* Begin DOCUMENT TEXT *

You are provided with a corpus containing tokens with their Part-of-Speech tags (POS-tags for short). The format is
**token|POS** (one sentence per line) and the file name is **sec02-21.gold.tagged**. This data is extracted from Sections 02-21 from the Penn Treebank: these sections are most commonly used for training statistical models like POS taggers and parsers.

Note the **distinction between token & word**. "Token" is a technical term and represents an occurrence of a word. Here, "word" covers both lexical words and other symbols (e.g., punctuations or numbers). Often "word" is called "token type". So, one can say that a token type can have different occurrences and each occurrence is a token.

**[Hint]** **Figure 8.2** in chapter 8 of Jurafsky and Martin (see [here](https://web.stanford.edu/~jurafsky/slp3/8.pdf#page=4)) holds a summary of POS-tags used in the Penn Treebank tagset together with their meaning and some examples.

**[Hint]** The Python library [collections](https://docs.python.org/3.7/library/collections.html) has an object called `Counter` which will come in handy for this exercise.

### (a) Corpus & vocab [5pt]

**Print** the corpus size (i.e. the number of **tokens**).  
**Print** the size of the **vocabulary** of the corpus. Estimate the vocabulary size both by **lowercasing** all the tokens as well as by leaving the tokens in their **original orthography**.  

What is the **advantage** of lowercasing all the tokens in your corpus?  
What is a notable **downside**?  
**Give examples** of the advantage and the downside.

In [12]:
## YOUR CODE HERE ##
# Use PTB_FILES golab var
# TEST: original orthography vocab size = ...10 (i.e., the last two digits of the vocab size are "10")

PTB_TRAIN_FILE = PTB_FILES['train']

# Counters for tokens and vocabulary
token_counter = Counter()
vocab_counter_lowercase = Counter()
vocab_counter_original = Counter()
pos_counter_original = Counter()

# Open the file
with open(PTB_TRAIN_FILE, 'r', encoding='utf-8') as f:
    for line in f:        
        # Split each line into token|POS
        tokens_pos = line.strip().split()

* End DOCUMENT TEXT *
* Begin RECORDED DATA *

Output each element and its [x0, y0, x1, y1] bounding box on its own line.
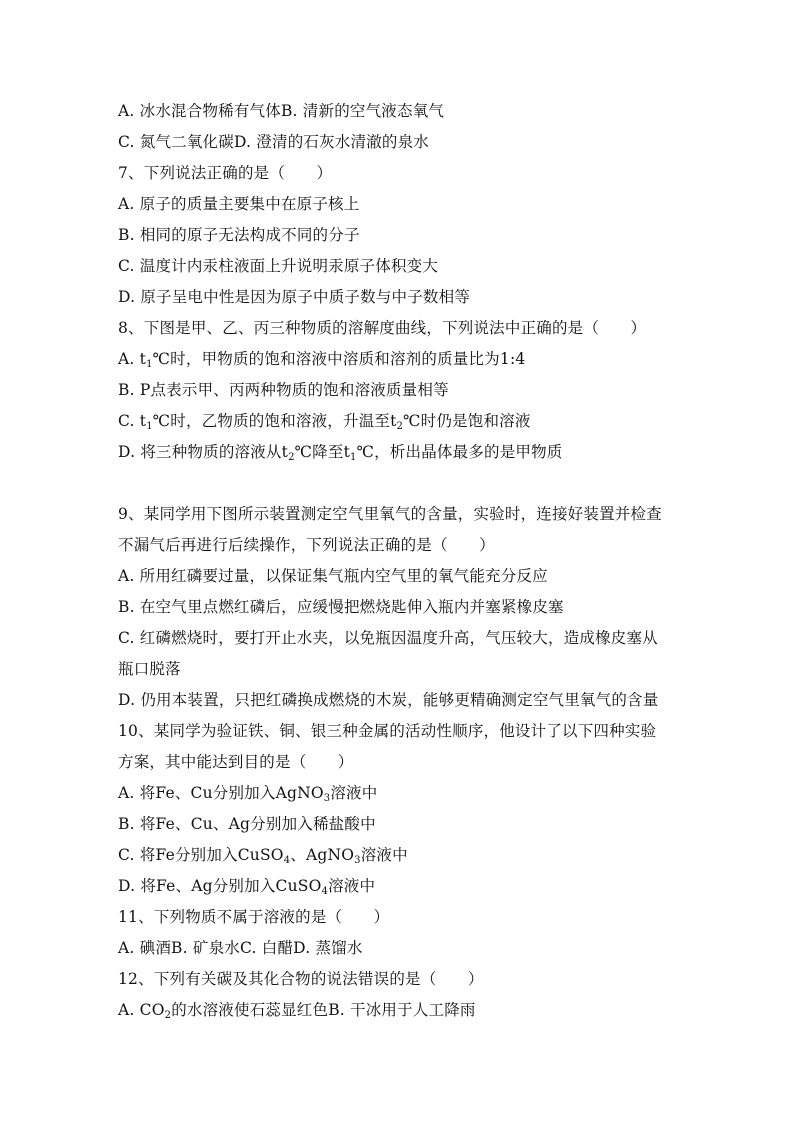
- text-line: A. 原子的质量主要集中在原子核上: [118, 195, 360, 213]
- text-line: 方案，其中能达到目的是（ ）: [118, 753, 354, 771]
- text-line: 不漏气后再进行后续操作，下列说法正确的是（ ）: [118, 536, 495, 554]
- text-line: B. 将Fe、Cu、Ag分别加入稀盐酸中: [118, 815, 376, 833]
- text-line: A. 冰水混合物稀有气体B. 清新的空气液态氧气: [118, 102, 445, 120]
- text-line: A. 所用红磷要过量，以保证集气瓶内空气里的氧气能充分反应: [118, 567, 548, 585]
- question-10-title: 10、某同学为验证铁、铜、银三种金属的活动性顺序，他设计了以下四种实验: [118, 722, 657, 740]
- question-8-title: 8、下图是甲、乙、丙三种物质的溶解度曲线，下列说法中正确的是（ ）: [118, 319, 647, 337]
- text-line: C. 温度计内汞柱液面上升说明汞原子体积变大: [118, 257, 439, 275]
- text-line: C. 氮气二氧化碳D. 澄清的石灰水清澈的泉水: [118, 133, 429, 151]
- text-line: D. 原子呈电中性是因为原子中质子数与中子数相等: [118, 288, 471, 306]
- text-line: A. $t_1℃$时，甲物质的饱和溶液中溶质和溶剂的质量比为1:4: [118, 350, 526, 370]
- text-line: A. 碘酒B. 矿泉水C. 白醋D. 蒸馏水: [118, 939, 363, 957]
- text-line: C. 红磷燃烧时，要打开止水夹，以免瓶因温度升高，气压较大，造成橡皮塞从: [118, 629, 658, 647]
- text-line: B. P点表示甲、丙两种物质的饱和溶液质量相等: [118, 381, 449, 399]
- text-line: C. 将Fe分别加入CuSO$_4$、AgNO$_3$溶液中: [118, 846, 408, 866]
- question-9-title: 9、某同学用下图所示装置测定空气里氧气的含量，实验时，连接好装置并检查: [118, 505, 662, 523]
- text-line: A. 将Fe、Cu分别加入AgNO$_3$溶液中: [118, 784, 378, 804]
- text-line: D. 仍用本装置，只把红磷换成燃烧的木炭，能够更精确测定空气里氧气的含量: [118, 691, 659, 709]
- question-7-title: 7、下列说法正确的是（ ）: [118, 164, 333, 182]
- text-line: D. 将Fe、Ag分别加入CuSO$_4$溶液中: [118, 877, 376, 897]
- question-11-title: 11、下列物质不属于溶液的是（ ）: [118, 908, 390, 926]
- text-line: B. 在空气里点燃红磷后，应缓慢把燃烧匙伸入瓶内并塞紧橡皮塞: [118, 598, 564, 616]
- text-line: 瓶口脱落: [118, 660, 181, 678]
- text-line: C. $t_1℃$时，乙物质的饱和溶液，升温至$t_2℃$时仍是饱和溶液: [118, 412, 531, 432]
- text-line: B. 相同的原子无法构成不同的分子: [118, 226, 360, 244]
- text-line: D. 将三种物质的溶液从$t_2℃$降至$t_1℃$，析出晶体最多的是甲物质: [118, 443, 563, 463]
- text-line: A. $CO_2$的水溶液使石蕊显红色B. 干冰用于人工降雨: [118, 1001, 476, 1021]
- question-12-title: 12、下列有关碳及其化合物的说法错误的是（ ）: [118, 970, 484, 988]
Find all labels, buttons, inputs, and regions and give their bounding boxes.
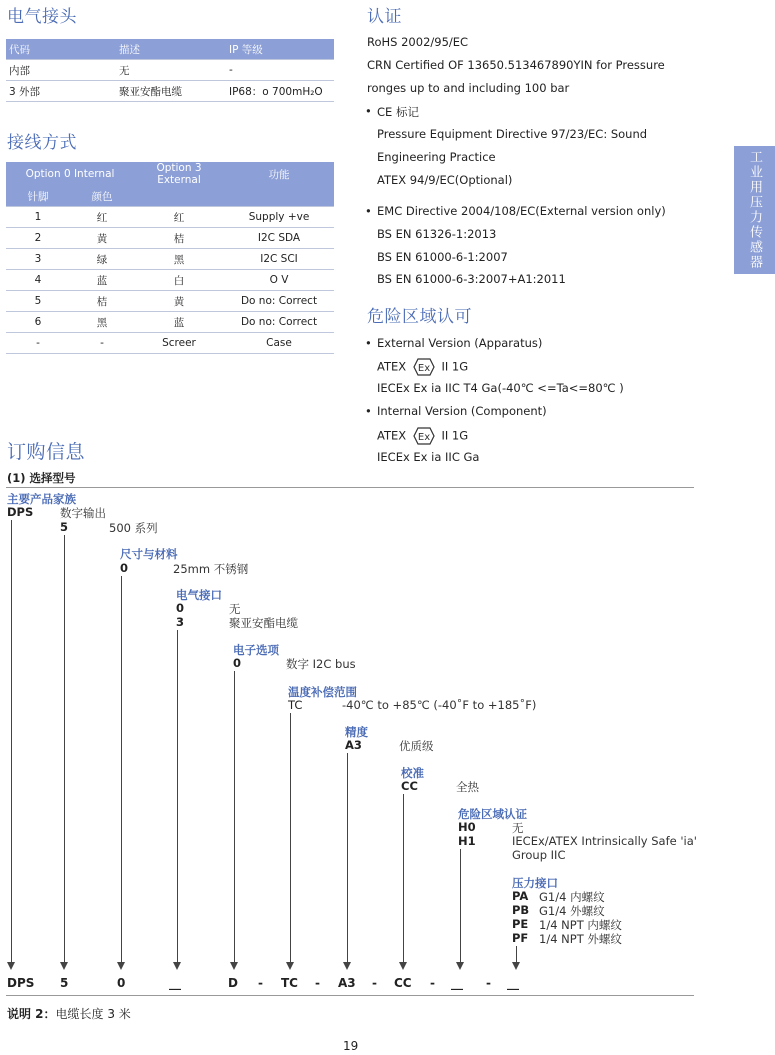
wiring-subheader-row <box>6 186 334 207</box>
wiring-header-function: 功能 <box>268 168 290 181</box>
temp-desc: -40℃ to +85℃ (-40˚F to +185˚F) <box>342 698 537 712</box>
table-row <box>6 81 334 102</box>
table-cell: 3 <box>6 249 70 270</box>
table-cell: 4 <box>6 270 70 291</box>
order-bottom-divider <box>6 995 694 996</box>
elec-label: 电气接口 <box>176 588 222 602</box>
table-cell: 聚亚安酯电缆 <box>119 81 229 102</box>
elec-code-0: 0 <box>176 601 185 615</box>
pressure-desc: G1/4 内螺纹 <box>539 890 605 904</box>
table-row <box>6 207 334 228</box>
table-cell: - <box>70 333 134 354</box>
model-separator: - <box>315 976 320 990</box>
cert-block <box>367 0 727 300</box>
connector-line <box>121 576 122 964</box>
wiring-header-blank2 <box>224 186 334 207</box>
table-cell: 5 <box>6 291 70 312</box>
family-code: DPS <box>7 505 34 519</box>
hazard-title: 危险区域认可 <box>367 307 472 327</box>
model-part: __ <box>451 976 463 990</box>
elecopt-code: 0 <box>233 656 242 670</box>
elec-desc-0: 无 <box>229 602 241 616</box>
table-cell: 红 <box>70 207 134 228</box>
pressure-desc: 1/4 NPT 内螺纹 <box>539 918 622 932</box>
connector-line <box>64 535 65 964</box>
arrow-down-icon <box>173 962 181 970</box>
wiring-table <box>6 162 334 354</box>
note-label: 说明 2： <box>7 1007 56 1021</box>
table-row <box>6 291 334 312</box>
table-cell: I2C SDA <box>224 228 334 249</box>
pressure-desc: G1/4 外螺纹 <box>539 904 605 918</box>
arrow-down-icon <box>117 962 125 970</box>
elec-code-3: 3 <box>176 615 185 629</box>
wiring-header-color: 颜色 <box>70 186 134 207</box>
arrow-down-icon <box>60 962 68 970</box>
series-desc: 500 系列 <box>109 521 158 535</box>
wiring-header-option0: Option 0 Internal <box>25 168 115 180</box>
atex-label: ATEX <box>377 359 407 374</box>
electrical-header-code: 代码 <box>6 39 119 60</box>
table-cell: 桔 <box>70 291 134 312</box>
table-cell: Do no: Correct <box>224 291 334 312</box>
calibration-code: CC <box>401 779 418 793</box>
electrical-table <box>6 39 334 102</box>
table-cell: O V <box>224 270 334 291</box>
table-cell: 无 <box>119 60 229 81</box>
model-part: 5 <box>60 976 69 990</box>
table-cell: 2 <box>6 228 70 249</box>
cert-line: • CE 标记 <box>377 104 419 120</box>
model-part: A3 <box>338 976 356 990</box>
table-row <box>6 249 334 270</box>
table-cell: IP68：o 700mH₂O <box>229 81 334 102</box>
model-part: DPS <box>7 976 35 990</box>
svg-text:Ex: Ex <box>417 363 430 374</box>
model-separator: - <box>258 976 263 990</box>
pressure-code: PA <box>512 889 529 903</box>
table-cell: - <box>6 333 70 354</box>
table-row <box>6 312 334 333</box>
pressure-label: 压力接口 <box>512 876 558 890</box>
series-code: 5 <box>60 520 69 534</box>
cert-line: BS EN 61326-1:2013 <box>377 227 497 241</box>
atex-group: II 1G <box>441 428 469 443</box>
arrow-down-icon <box>7 962 15 970</box>
hazcert-label: 危险区域认证 <box>458 807 527 821</box>
hazcert-code-0: H0 <box>458 820 476 834</box>
note-text: 电缆长度 3 米 <box>55 1007 131 1021</box>
hazard-int-atex <box>377 427 468 445</box>
hazcert-code-1: H1 <box>458 834 476 848</box>
accuracy-label: 精度 <box>345 725 368 739</box>
hazard-int-iecex: IECEx Ex ia IIC Ga <box>377 450 480 464</box>
order-divider <box>6 487 694 488</box>
order-title: 订购信息 <box>7 441 86 463</box>
pressure-code: PE <box>512 917 529 931</box>
table-cell: 6 <box>6 312 70 333</box>
table-row <box>6 333 334 354</box>
cert-line: • EMC Directive 2004/108/EC(External version only) <box>377 204 666 218</box>
size-code: 0 <box>120 561 129 575</box>
table-row <box>6 228 334 249</box>
arrow-down-icon <box>343 962 351 970</box>
electrical-header-ip: IP 等级 <box>229 39 334 60</box>
wiring-header-blank <box>134 186 224 207</box>
atex-group: II 1G <box>441 359 469 374</box>
table-cell: 内部 <box>6 60 119 81</box>
table-cell: 蓝 <box>70 270 134 291</box>
model-part: __ <box>169 976 181 990</box>
table-cell: 3 外部 <box>6 81 119 102</box>
table-cell: Do no: Correct <box>224 312 334 333</box>
cert-line: ATEX 94/9/EC(Optional) <box>377 173 513 187</box>
table-row <box>6 270 334 291</box>
hazard-ext-iecex: IECEx Ex ia IIC T4 Ga(-40℃ <=Ta<=80℃ ) <box>377 381 624 395</box>
cert-line: BS EN 61000-6-1:2007 <box>377 250 508 264</box>
hazard-external: • External Version (Apparatus) <box>377 336 542 350</box>
note <box>7 1005 131 1022</box>
model-separator: - <box>430 976 435 990</box>
connector-line <box>460 849 461 964</box>
model-separator: - <box>372 976 377 990</box>
table-cell: 黄 <box>134 291 224 312</box>
table-cell: 黄 <box>70 228 134 249</box>
side-category-tab: 工业用压力传感器 <box>734 146 775 274</box>
table-cell: 黑 <box>70 312 134 333</box>
table-cell: 黑 <box>134 249 224 270</box>
ex-hexagon-icon <box>413 427 435 445</box>
arrow-down-icon <box>512 962 520 970</box>
cert-line: BS EN 61000-6-3:2007+A1:2011 <box>377 272 566 286</box>
hazard-ext-atex <box>377 358 468 376</box>
hazcert-desc-1a: IECEx/ATEX Intrinsically Safe 'ia' <box>512 834 697 848</box>
page-number: 19 <box>343 1039 359 1053</box>
svg-text:Ex: Ex <box>417 432 430 443</box>
size-label: 尺寸与材料 <box>120 547 178 561</box>
connector-line <box>177 630 178 964</box>
model-separator: - <box>486 976 491 990</box>
atex-label: ATEX <box>377 428 407 443</box>
family-label: 主要产品家族 <box>7 492 76 506</box>
table-cell: - <box>229 60 334 81</box>
table-cell: 绿 <box>70 249 134 270</box>
family-desc: 数字输出 <box>60 506 106 520</box>
table-cell: 红 <box>134 207 224 228</box>
ex-hexagon-icon <box>413 358 435 376</box>
table-cell: Case <box>224 333 334 354</box>
calibration-desc: 全热 <box>456 780 479 794</box>
accuracy-code: A3 <box>345 738 362 752</box>
pressure-code: PB <box>512 903 530 917</box>
temp-label: 温度补偿范围 <box>288 685 357 699</box>
model-part: __ <box>507 976 519 990</box>
accuracy-desc: 优质级 <box>399 739 434 753</box>
table-cell: Supply +ve <box>224 207 334 228</box>
electrical-title: 电气接头 <box>7 7 77 27</box>
table-cell: Screer <box>134 333 224 354</box>
temp-code: TC <box>288 698 303 712</box>
arrow-down-icon <box>230 962 238 970</box>
cert-line: ronges up to and including 100 bar <box>367 81 570 95</box>
connector-line <box>234 671 235 964</box>
calibration-label: 校准 <box>401 766 424 780</box>
wiring-header-row <box>6 162 334 186</box>
model-part: CC <box>394 976 412 990</box>
hazard-block <box>367 300 727 470</box>
table-cell: 桔 <box>134 228 224 249</box>
model-part: D <box>228 976 238 990</box>
model-part: 0 <box>117 976 126 990</box>
arrow-down-icon <box>399 962 407 970</box>
elecopt-desc: 数字 I2C bus <box>286 657 356 671</box>
arrow-down-icon <box>286 962 294 970</box>
wiring-header-pin: 针脚 <box>6 186 70 207</box>
connector-line <box>403 794 404 964</box>
model-part: TC <box>281 976 298 990</box>
table-row <box>6 60 334 81</box>
cert-line: CRN Certified OF 13650.513467890YIN for Pressure <box>367 58 665 72</box>
table-cell: I2C SCI <box>224 249 334 270</box>
cert-line: RoHS 2002/95/EC <box>367 35 469 49</box>
wiring-title: 接线方式 <box>7 133 77 153</box>
cert-title: 认证 <box>367 7 402 27</box>
pressure-code: PF <box>512 931 529 945</box>
table-cell: 1 <box>6 207 70 228</box>
connector-line <box>290 713 291 964</box>
order-subtitle: (1) 选择型号 <box>7 471 76 485</box>
cert-line: Engineering Practice <box>377 150 496 164</box>
hazcert-desc-0: 无 <box>512 821 524 835</box>
size-desc: 25mm 不锈钢 <box>173 562 249 576</box>
hazcert-desc-1b: Group IIC <box>512 848 566 862</box>
arrow-down-icon <box>456 962 464 970</box>
elecopt-label: 电子选项 <box>233 643 279 657</box>
electrical-header-row <box>6 39 334 60</box>
connector-line <box>11 520 12 964</box>
hazard-internal: • Internal Version (Component) <box>377 404 547 418</box>
pressure-desc: 1/4 NPT 外螺纹 <box>539 932 622 946</box>
wiring-header-option3: Option 3 External <box>156 162 202 186</box>
electrical-header-desc: 描述 <box>119 39 229 60</box>
elec-desc-3: 聚亚安酯电缆 <box>229 616 298 630</box>
connector-line <box>347 753 348 964</box>
cert-line: Pressure Equipment Directive 97/23/EC: Sound <box>377 127 648 141</box>
table-cell: 白 <box>134 270 224 291</box>
table-cell: 蓝 <box>134 312 224 333</box>
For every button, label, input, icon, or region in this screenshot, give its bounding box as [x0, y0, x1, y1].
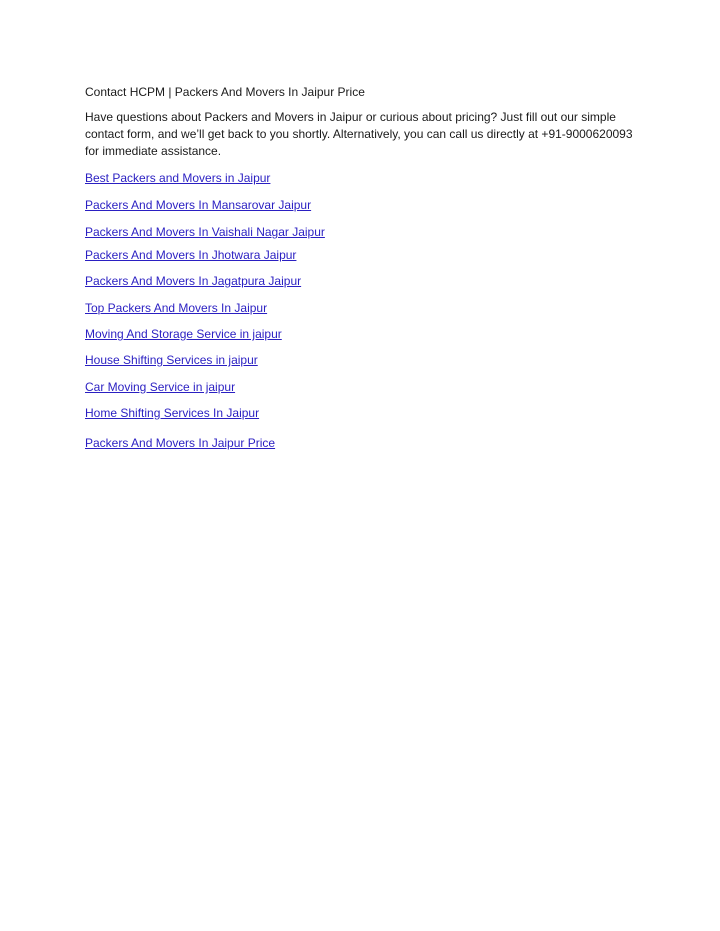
link-car-moving-service[interactable]: Car Moving Service in jaipur — [85, 380, 236, 394]
link-best-packers-movers-jaipur[interactable]: Best Packers and Movers in Jaipur — [85, 171, 271, 185]
link-top-packers-movers-jaipur[interactable]: Top Packers And Movers In Jaipur — [85, 301, 268, 315]
link-packers-movers-jhotwara[interactable]: Packers And Movers In Jhotwara Jaipur — [85, 248, 297, 262]
link-packers-movers-vaishali-nagar[interactable]: Packers And Movers In Vaishali Nagar Jaipur — [85, 225, 325, 239]
link-packers-movers-jagatpura[interactable]: Packers And Movers In Jagatpura Jaipur — [85, 274, 302, 288]
page-title: Contact HCPM | Packers And Movers In Jaipur Price — [85, 85, 365, 99]
link-packers-movers-jaipur-price[interactable]: Packers And Movers In Jaipur Price — [85, 436, 276, 450]
link-moving-storage-service[interactable]: Moving And Storage Service in jaipur — [85, 327, 282, 341]
intro-paragraph: Have questions about Packers and Movers in Jaipur or curious about pricing? Just fill out our simple contact form, and we’ll get back to you shortly. Alternatively, you can call us directly at +91-9000620093 for immediate assistance. — [85, 110, 633, 158]
link-packers-movers-mansarovar[interactable]: Packers And Movers In Mansarovar Jaipur — [85, 198, 312, 212]
link-home-shifting-services[interactable]: Home Shifting Services In Jaipur — [85, 406, 260, 420]
link-house-shifting-services[interactable]: House Shifting Services in jaipur — [85, 353, 258, 367]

* End RECORDED DATA *

# COMPLETE THE FOLLOWING:
1 - According to the POS-tagging exercise, which sections of the Penn Treebank is the corpus data extracted from?
2 - Write the next part of the POS-tagging exercise, picking up right after its last line.

# RESPONSES BY TASK:
1 - Sections 02-21.

2 -
        
        # Add token to token counter
        token_counter.update(tokens_pos)

        # Extract token from line and add it to vocabulary counter for both lowercase and original orthography
        for token_pos in tokens_pos:
            token, _ = token_pos.split('|')
            _ , pos = token_pos.split('|')
            vocab_counter_lowercase[token.lower()] += 1
            vocab_counter_original[token] += 1
            pos_counter_original[pos] += 1

# Calculate the corpus size
corpus_size = sum(token_counter.values())
print("Corpus size:", corpus_size)

# Vocabulary size with tokens in lowercase
lowercase_vocab_size = len(vocab_counter_lowercase)
print("Vocabulary size (lowercased):", lowercase_vocab_size)

# Vocabulary size with tokens in original orthography
original_vocab_size = len(vocab_counter_original)
print("Vocabulary size (original orthography):", original_vocab_size)


Corpus size: 929552
Vocabulary size (lowercased): 39384
Vocabulary size (original orthography): 44210


█████ YOUR ANSWER HERE █████

Vantaggio : The advantage of lowercasing all tokens is that it reduces vocabulary size by collapsing different cases of the same word into one entry
Svantaggio: A notable downside is the loss of information about proper nouns and acronyms

------
**For the rest of this exercise <font color="red">you should use the original orthography</font> of the data when answering the questions.**

------

### [Extra]

Plot a graph of word frequency versus rank of a word, in this corpus. Does this corpus obey **Zipf’s law**? For a better picture you might need to make the plot horizontally wide or consider an initial cutoff of ranked words.

In [None]:
## YOUR CODE HERE ##

# Sort the vocabulary by frequency
sorted_vocab = sorted(vocab_counter_original.items(), key=lambda x: x[1], reverse=True)

# Extract ranks and frequencies
ranks = range(1, len(sorted_vocab) + 1)
frequencies = [freq for word, freq in sorted_vocab]

# Plot word frequency versus rank
plt.figure(figsize=(10, 6))
plt.plot(ranks, frequencies, marker='o', linestyle='-', color='b')
plt.xlabel('Rank of Word')
plt.ylabel('Word Frequency')
plt.title('Word Frequency vs. Rank')
plt.xscale('log')
plt.yscale('log')
plt.grid(True)
plt.show()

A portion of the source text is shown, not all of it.